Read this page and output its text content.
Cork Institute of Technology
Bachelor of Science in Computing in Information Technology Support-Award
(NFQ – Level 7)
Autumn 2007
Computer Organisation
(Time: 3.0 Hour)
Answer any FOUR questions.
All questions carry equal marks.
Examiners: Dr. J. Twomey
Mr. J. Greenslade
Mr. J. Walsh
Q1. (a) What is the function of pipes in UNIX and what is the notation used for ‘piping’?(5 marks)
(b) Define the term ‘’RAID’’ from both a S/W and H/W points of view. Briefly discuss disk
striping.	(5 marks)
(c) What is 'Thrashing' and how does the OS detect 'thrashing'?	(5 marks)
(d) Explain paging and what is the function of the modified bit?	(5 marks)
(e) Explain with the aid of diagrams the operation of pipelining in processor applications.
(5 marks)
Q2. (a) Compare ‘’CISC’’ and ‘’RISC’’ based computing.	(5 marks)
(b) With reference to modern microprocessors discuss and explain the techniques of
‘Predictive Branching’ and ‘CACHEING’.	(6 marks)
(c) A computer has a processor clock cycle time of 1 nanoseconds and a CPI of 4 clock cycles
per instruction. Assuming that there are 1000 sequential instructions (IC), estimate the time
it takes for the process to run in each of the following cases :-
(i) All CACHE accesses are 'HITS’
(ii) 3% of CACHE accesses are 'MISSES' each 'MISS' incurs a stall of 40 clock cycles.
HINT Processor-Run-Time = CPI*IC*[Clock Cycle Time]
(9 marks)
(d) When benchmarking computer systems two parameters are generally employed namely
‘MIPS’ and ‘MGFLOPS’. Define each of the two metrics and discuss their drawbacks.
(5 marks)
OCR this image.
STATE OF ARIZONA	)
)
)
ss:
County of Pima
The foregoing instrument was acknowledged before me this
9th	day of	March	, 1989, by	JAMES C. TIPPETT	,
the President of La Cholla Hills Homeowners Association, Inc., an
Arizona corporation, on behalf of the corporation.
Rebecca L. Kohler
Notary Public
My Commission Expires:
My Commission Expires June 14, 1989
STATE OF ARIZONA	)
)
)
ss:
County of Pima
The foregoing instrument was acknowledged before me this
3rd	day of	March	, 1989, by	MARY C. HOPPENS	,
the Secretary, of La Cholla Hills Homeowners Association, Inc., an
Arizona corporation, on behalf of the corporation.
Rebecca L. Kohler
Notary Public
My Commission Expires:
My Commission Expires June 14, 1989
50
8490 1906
---
▶ Task goal
Write the data out again in full and exactly.

▶ Correct output
Read this page and output its text content.
Cork Institute of Technology
Bachelor of Science in Computing in Information Technology Support-Award
(NFQ – Level 7)
Autumn 2007
Computer Organisation
(Time: 3.0 Hour)
Answer any FOUR questions.
All questions carry equal marks.
Examiners: Dr. J. Twomey
Mr. J. Greenslade
Mr. J. Walsh
Q1. (a) What is the function of pipes in UNIX and what is the notation used for ‘piping’?(5 marks)
(b) Define the term ‘’RAID’’ from both a S/W and H/W points of view. Briefly discuss disk
striping.	(5 marks)
(c) What is 'Thrashing' and how does the OS detect 'thrashing'?	(5 marks)
(d) Explain paging and what is the function of the modified bit?	(5 marks)
(e) Explain with the aid of diagrams the operation of pipelining in processor applications.
(5 marks)
Q2. (a) Compare ‘’CISC’’ and ‘’RISC’’ based computing.	(5 marks)
(b) With reference to modern microprocessors discuss and explain the techniques of
‘Predictive Branching’ and ‘CACHEING’.	(6 marks)
(c) A computer has a processor clock cycle time of 1 nanoseconds and a CPI of 4 clock cycles
per instruction. Assuming that there are 1000 sequential instructions (IC), estimate the time
it takes for the process to run in each of the following cases :-
(i) All CACHE accesses are 'HITS’
(ii) 3% of CACHE accesses are 'MISSES' each 'MISS' incurs a stall of 40 clock cycles.
HINT Processor-Run-Time = CPI*IC*[Clock Cycle Time]
(9 marks)
(d) When benchmarking computer systems two parameters are generally employed namely
‘MIPS’ and ‘MGFLOPS’. Define each of the two metrics and discuss their drawbacks.
(5 marks)
OCR this image.
STATE OF ARIZONA	)
)
)
ss:
County of Pima
The foregoing instrument was acknowledged before me this
9th	day of	March	, 1989, by	JAMES C. TIPPETT	,
the President of La Cholla Hills Homeowners Association, Inc., an
Arizona corporation, on behalf of the corporation.
Rebecca L. Kohler
Notary Public
My Commission Expires:
My Commission Expires June 14, 1989
STATE OF ARIZONA	)
)
)
ss:
County of Pima
The foregoing instrument was acknowledged before me this
3rd	day of	March	, 1989, by	MARY C. HOPPENS	,
the Secretary, of La Cholla Hills Homeowners Association, Inc., an
Arizona corporation, on behalf of the corporation.
Rebecca L. Kohler
Notary Public
My Commission Expires:
My Commission Expires June 14, 1989
50
8490 1906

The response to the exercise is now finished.